#### THE DATA:
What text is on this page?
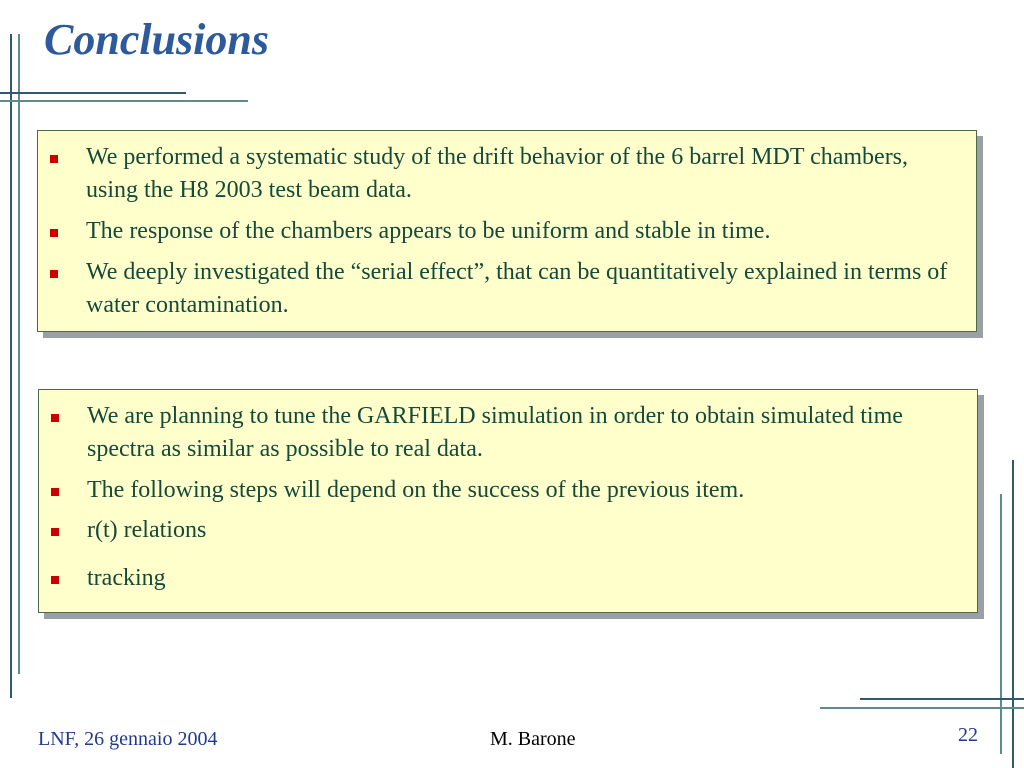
Conclusions
We performed a systematic study of the drift behavior of the 6 barrel MDT chambers, using the H8 2003 test beam data.
The response of the chambers appears to be uniform and stable in time.
We deeply investigated the “serial effect”, that can be quantitatively explained in terms of water contamination.
We are planning to tune the GARFIELD simulation in order to obtain simulated time spectra as similar as possible to real data.
The following steps will depend on the success of the previous item.
r(t) relations
tracking
LNF, 26 gennaio 2004	M. Barone	22
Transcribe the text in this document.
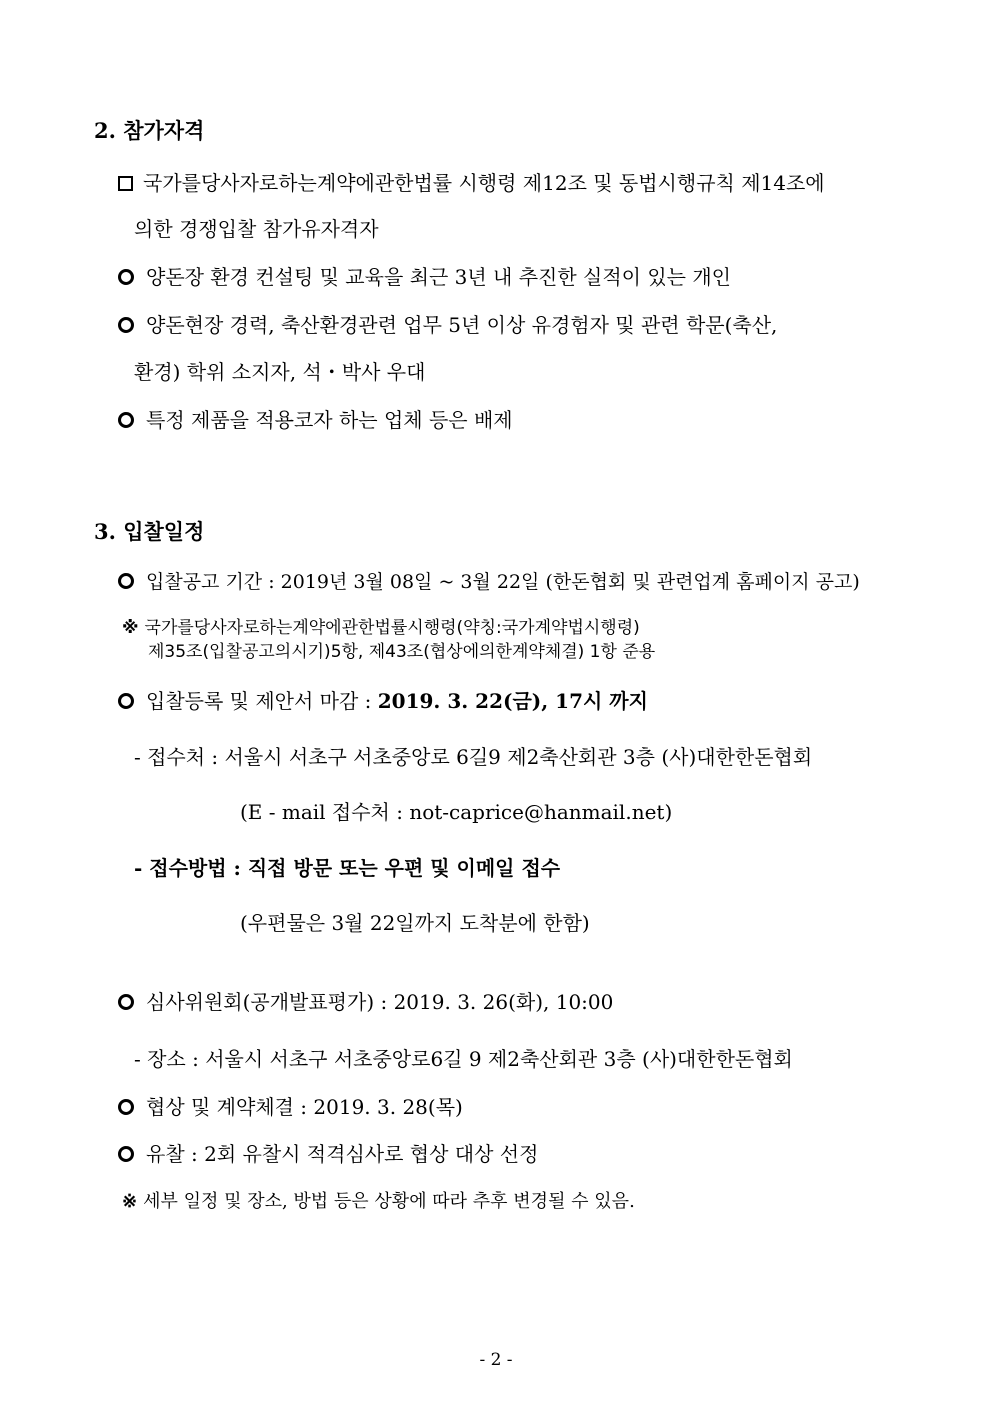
2. 참가자격
국가를당사자로하는계약에관한법률 시행령 제12조 및 동법시행규칙 제14조에
의한 경쟁입찰 참가유자격자
양돈장 환경 컨설팅 및 교육을 최근 3년 내 추진한 실적이 있는 개인
양돈현장 경력, 축산환경관련 업무 5년 이상 유경험자 및 관련 학문(축산,
환경) 학위 소지자, 석・박사 우대
특정 제품을 적용코자 하는 업체 등은 배제
3. 입찰일정
입찰공고 기간 : 2019년 3월 08일 ~ 3월 22일 (한돈협회 및 관련업계 홈페이지 공고)
※ 국가를당사자로하는계약에관한법률시행령(약칭:국가계약법시행령)
제35조(입찰공고의시기)5항, 제43조(협상에의한계약체결) 1항 준용
입찰등록 및 제안서 마감 : 2019. 3. 22(금), 17시 까지
- 접수처 : 서울시 서초구 서초중앙로 6길9 제2축산회관 3층 (사)대한한돈협회
(E - mail 접수처 : not-caprice@hanmail.net)
- 접수방법 : 직접 방문 또는 우편 및 이메일 접수
(우편물은 3월 22일까지 도착분에 한함)
심사위원회(공개발표평가) : 2019. 3. 26(화), 10:00
- 장소 : 서울시 서초구 서초중앙로6길 9 제2축산회관 3층 (사)대한한돈협회
협상 및 계약체결 : 2019. 3. 28(목)
유찰 : 2회 유찰시 적격심사로 협상 대상 선정
※ 세부 일정 및 장소, 방법 등은 상황에 따라 추후 변경될 수 있음.
- 2 -
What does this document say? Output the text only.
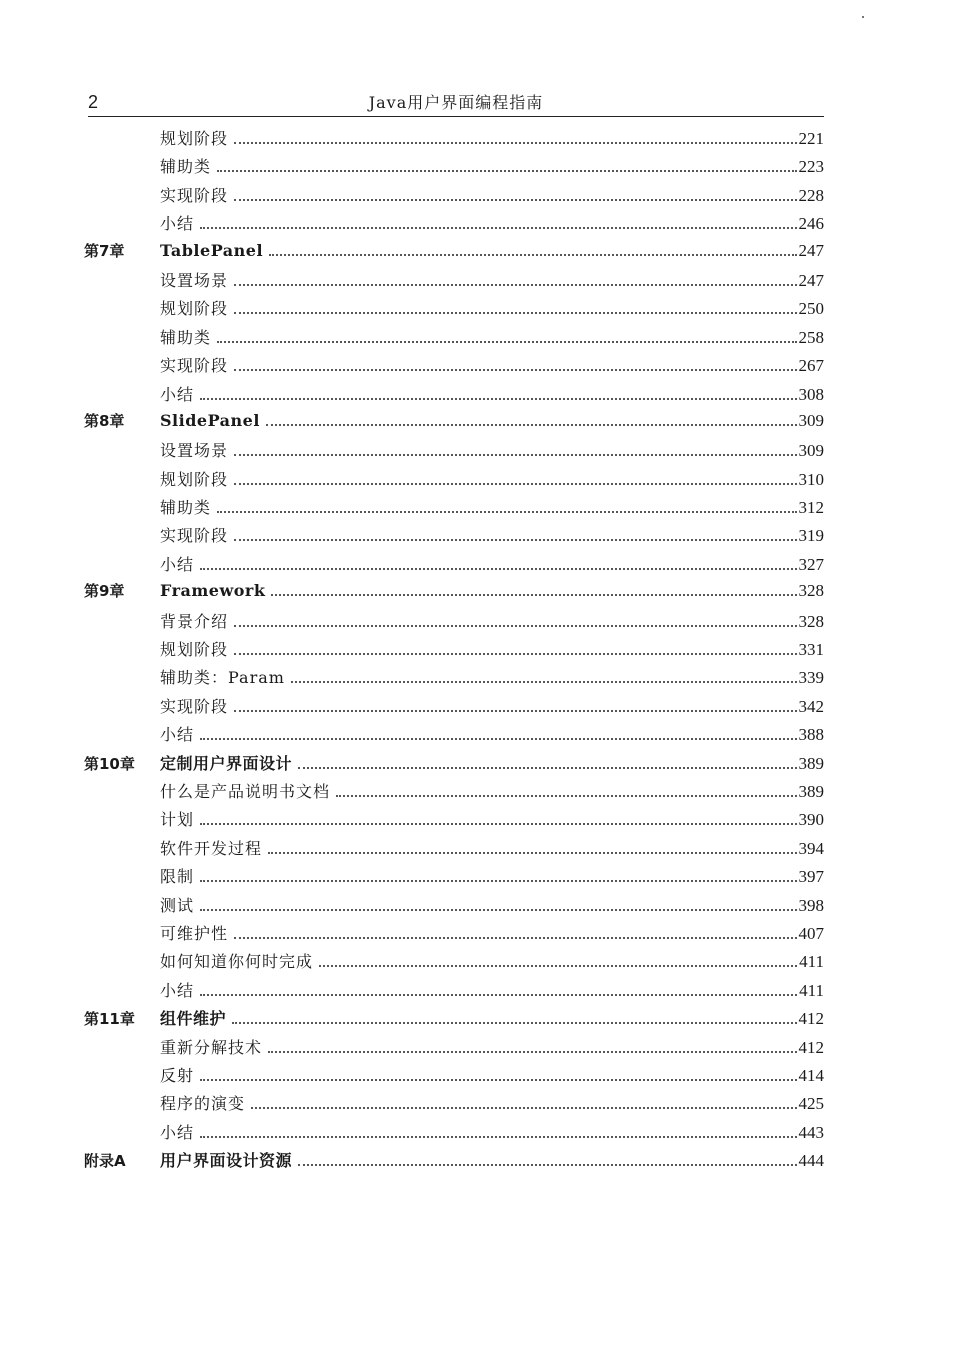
2	Java用户界面编程指南
规划阶段	221
辅助类	223
实现阶段	228
小结	246
第7章	TablePanel	247
设置场景	247
规划阶段	250
辅助类	258
实现阶段	267
小结	308
第8章	SlidePanel	309
设置场景	309
规划阶段	310
辅助类	312
实现阶段	319
小结	327
第9章	Framework	328
背景介绍	328
规划阶段	331
辅助类：Param	339
实现阶段	342
小结	388
第10章	定制用户界面设计	389
什么是产品说明书文档	389
计划	390
软件开发过程	394
限制	397
测试	398
可维护性	407
如何知道你何时完成	411
小结	411
第11章	组件维护	412
重新分解技术	412
反射	414
程序的演变	425
小结	443
附录A	用户界面设计资源	444
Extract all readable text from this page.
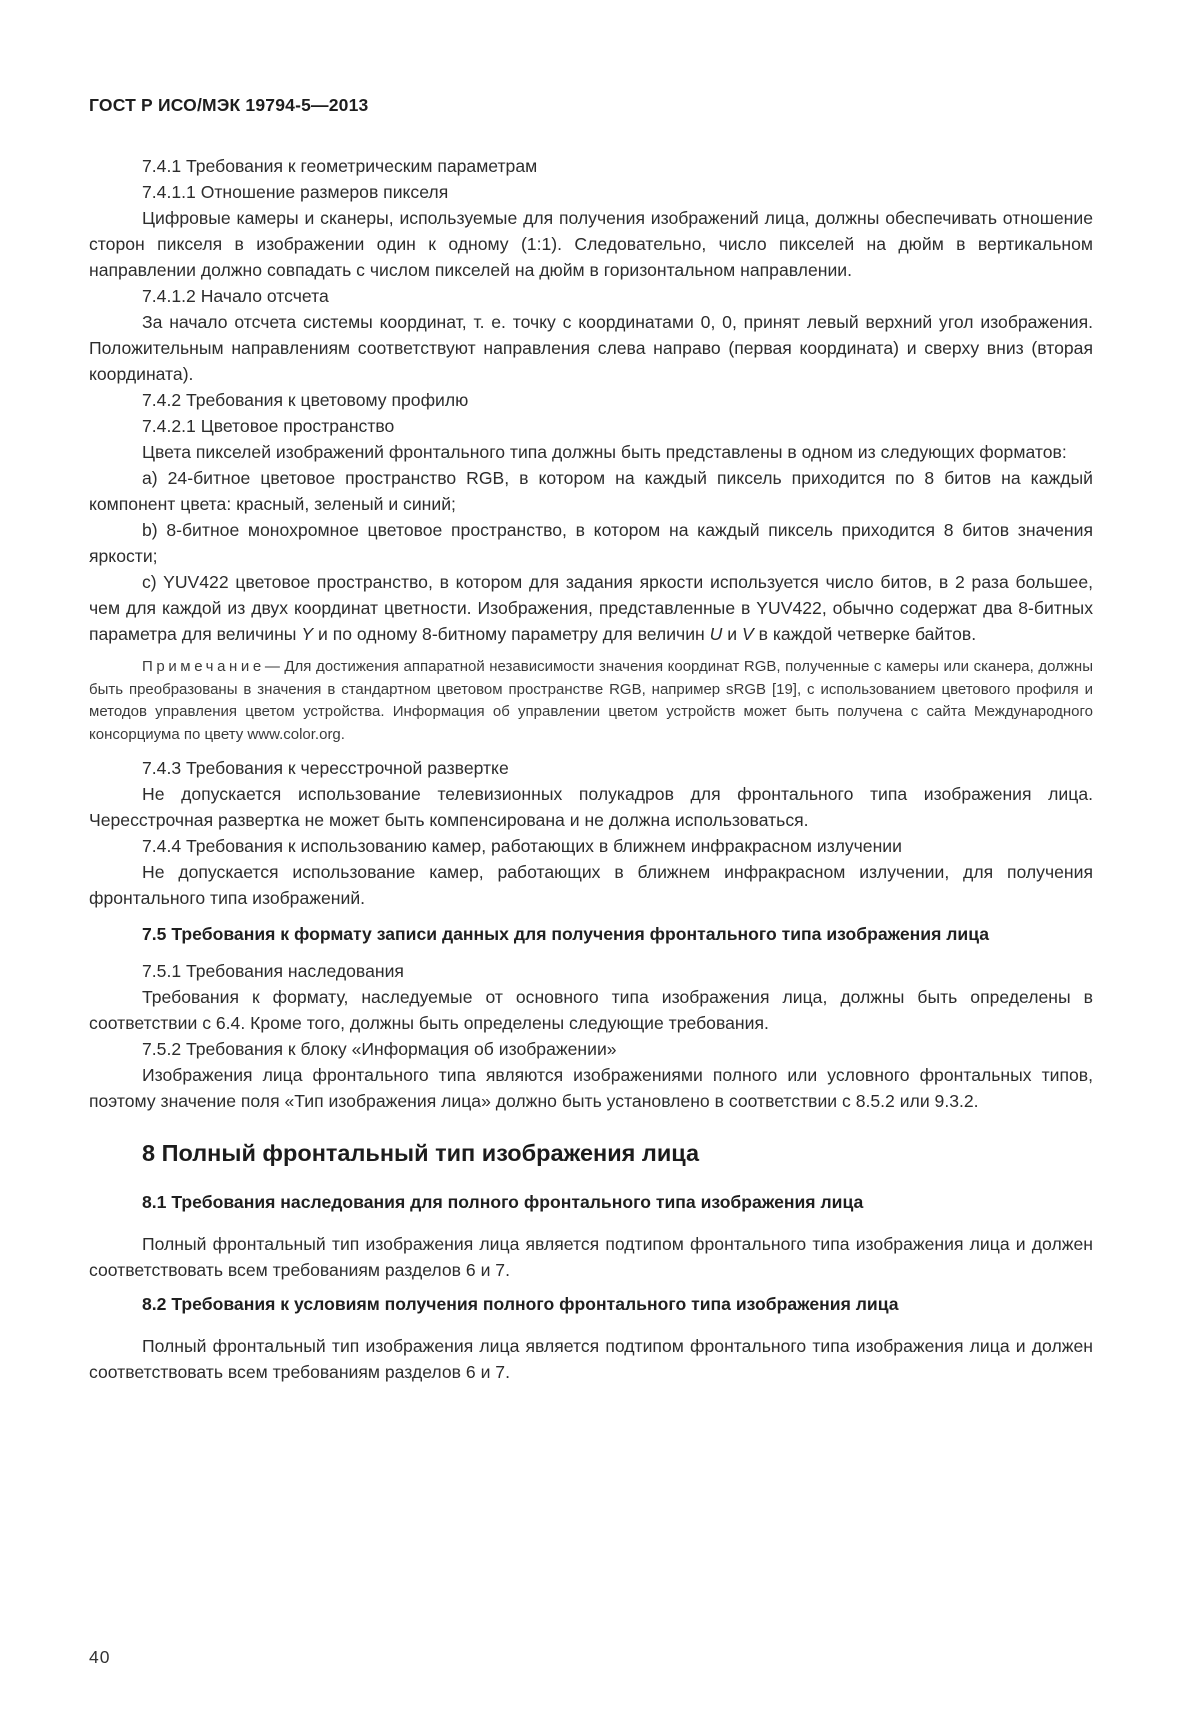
ГОСТ Р ИСО/МЭК 19794-5—2013

7.4.1 Требования к геометрическим параметрам

7.4.1.1 Отношение размеров пикселя

Цифровые камеры и сканеры, используемые для получения изображений лица, должны обеспечивать отношение сторон пикселя в изображении один к одному (1:1). Следовательно, число пикселей на дюйм в вертикальном направлении должно совпадать с числом пикселей на дюйм в горизонтальном направлении.

7.4.1.2 Начало отсчета

За начало отсчета системы координат, т. е. точку с координатами 0, 0, принят левый верхний угол изображения. Положительным направлениям соответствуют направления слева направо (первая координата) и сверху вниз (вторая координата).

7.4.2 Требования к цветовому профилю

7.4.2.1 Цветовое пространство

Цвета пикселей изображений фронтального типа должны быть представлены в одном из следующих форматов:

a) 24-битное цветовое пространство RGB, в котором на каждый пиксель приходится по 8 битов на каждый компонент цвета: красный, зеленый и синий;

b) 8-битное монохромное цветовое пространство, в котором на каждый пиксель приходится 8 битов значения яркости;

c) YUV422 цветовое пространство, в котором для задания яркости используется число битов, в 2 раза большее, чем для каждой из двух координат цветности. Изображения, представленные в YUV422, обычно содержат два 8-битных параметра для величины Y и по одному 8-битному параметру для величин U и V в каждой четверке байтов.

Примечание— Для достижения аппаратной независимости значения координат RGB, полученные с камеры или сканера, должны быть преобразованы в значения в стандартном цветовом пространстве RGB, например sRGB [19], с использованием цветового профиля и методов управления цветом устройства. Информация об управлении цветом устройств может быть получена с сайта Международного консорциума по цвету www.color.org.

7.4.3 Требования к чересстрочной развертке

Не допускается использование телевизионных полукадров для фронтального типа изображения лица. Чересстрочная развертка не может быть компенсирована и не должна использоваться.

7.4.4 Требования к использованию камер, работающих в ближнем инфракрасном излучении

Не допускается использование камер, работающих в ближнем инфракрасном излучении, для получения фронтального типа изображений.

7.5 Требования к формату записи данных для получения фронтального типа изображения лица

7.5.1 Требования наследования

Требования к формату, наследуемые от основного типа изображения лица, должны быть определены в соответствии с 6.4. Кроме того, должны быть определены следующие требования.

7.5.2 Требования к блоку «Информация об изображении»

Изображения лица фронтального типа являются изображениями полного или условного фронтальных типов, поэтому значение поля «Тип изображения лица» должно быть установлено в соответствии с 8.5.2 или 9.3.2.

8 Полный фронтальный тип изображения лица

8.1 Требования наследования для полного фронтального типа изображения лица

Полный фронтальный тип изображения лица является подтипом фронтального типа изображения лица и должен соответствовать всем требованиям разделов 6 и 7.

8.2 Требования к условиям получения полного фронтального типа изображения лица

Полный фронтальный тип изображения лица является подтипом фронтального типа изображения лица и должен соответствовать всем требованиям разделов 6 и 7.

40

#### INSTRUCTIONS TO FOLLOW:
Track down every line of the material containing the string "одному", and copy it.

#### TASK SOLUTION:
Цифровые камеры и сканеры, используемые для получения изображений лица, должны обеспечивать отношение сторон пикселя в изображении один к одному (1:1). Следовательно, число пикселей на дюйм в вертикальном направлении должно совпадать с числом пикселей на дюйм в горизонтальном направлении.
c) YUV422 цветовое пространство, в котором для задания яркости используется число битов, в 2 раза большее, чем для каждой из двух координат цветности. Изображения, представленные в YUV422, обычно содержат два 8-битных параметра для величины Y и по одному 8-битному параметру для величин U и V в каждой четверке байтов.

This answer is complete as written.